CHALLENGE: Every line below that contains "JSON" is to be copied.

Dataset items:
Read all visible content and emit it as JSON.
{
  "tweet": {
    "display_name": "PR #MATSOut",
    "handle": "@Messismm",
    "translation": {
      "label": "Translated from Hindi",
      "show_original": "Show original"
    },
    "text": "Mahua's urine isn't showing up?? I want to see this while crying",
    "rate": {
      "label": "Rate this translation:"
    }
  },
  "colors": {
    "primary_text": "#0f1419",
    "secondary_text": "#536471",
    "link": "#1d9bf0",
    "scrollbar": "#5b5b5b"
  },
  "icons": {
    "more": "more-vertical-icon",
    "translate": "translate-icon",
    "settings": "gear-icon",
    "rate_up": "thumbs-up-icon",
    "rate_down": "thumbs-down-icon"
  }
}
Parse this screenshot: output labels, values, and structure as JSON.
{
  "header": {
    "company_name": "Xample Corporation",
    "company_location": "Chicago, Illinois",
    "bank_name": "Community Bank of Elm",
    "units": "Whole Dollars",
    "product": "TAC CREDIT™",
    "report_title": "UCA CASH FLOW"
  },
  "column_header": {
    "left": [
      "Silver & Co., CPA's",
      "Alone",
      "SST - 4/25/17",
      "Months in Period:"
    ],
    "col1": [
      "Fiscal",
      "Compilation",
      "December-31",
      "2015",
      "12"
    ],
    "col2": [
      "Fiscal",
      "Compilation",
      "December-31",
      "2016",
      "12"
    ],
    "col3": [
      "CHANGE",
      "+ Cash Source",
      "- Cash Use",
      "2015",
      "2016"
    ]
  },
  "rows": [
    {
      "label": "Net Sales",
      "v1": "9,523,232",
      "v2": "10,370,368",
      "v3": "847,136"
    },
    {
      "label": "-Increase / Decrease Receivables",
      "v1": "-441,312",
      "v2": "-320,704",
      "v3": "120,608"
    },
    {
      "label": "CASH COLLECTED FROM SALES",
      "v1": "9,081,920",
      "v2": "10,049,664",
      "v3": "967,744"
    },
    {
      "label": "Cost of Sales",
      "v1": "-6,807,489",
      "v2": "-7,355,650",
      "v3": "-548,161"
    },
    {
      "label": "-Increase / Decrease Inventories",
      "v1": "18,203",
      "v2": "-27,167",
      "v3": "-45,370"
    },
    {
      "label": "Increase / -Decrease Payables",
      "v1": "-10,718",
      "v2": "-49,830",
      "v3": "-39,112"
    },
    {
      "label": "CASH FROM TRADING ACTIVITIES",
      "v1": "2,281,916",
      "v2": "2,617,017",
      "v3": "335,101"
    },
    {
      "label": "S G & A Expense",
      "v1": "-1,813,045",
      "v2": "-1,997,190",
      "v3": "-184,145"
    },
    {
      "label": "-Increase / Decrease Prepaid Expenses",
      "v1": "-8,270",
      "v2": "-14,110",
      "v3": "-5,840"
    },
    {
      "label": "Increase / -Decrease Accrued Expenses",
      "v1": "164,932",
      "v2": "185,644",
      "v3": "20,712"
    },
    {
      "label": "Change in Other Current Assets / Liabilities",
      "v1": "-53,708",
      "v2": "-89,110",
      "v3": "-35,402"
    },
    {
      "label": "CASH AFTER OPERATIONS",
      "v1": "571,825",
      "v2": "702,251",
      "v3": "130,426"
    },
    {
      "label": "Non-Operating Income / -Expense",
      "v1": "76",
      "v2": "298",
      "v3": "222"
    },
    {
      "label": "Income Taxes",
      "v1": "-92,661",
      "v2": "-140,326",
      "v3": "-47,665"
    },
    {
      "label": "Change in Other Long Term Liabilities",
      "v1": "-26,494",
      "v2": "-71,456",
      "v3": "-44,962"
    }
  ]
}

SOLUTION TO THE PROBLEM:
Read all visible content and emit it as JSON.
Parse this screenshot: output labels, values, and structure as JSON.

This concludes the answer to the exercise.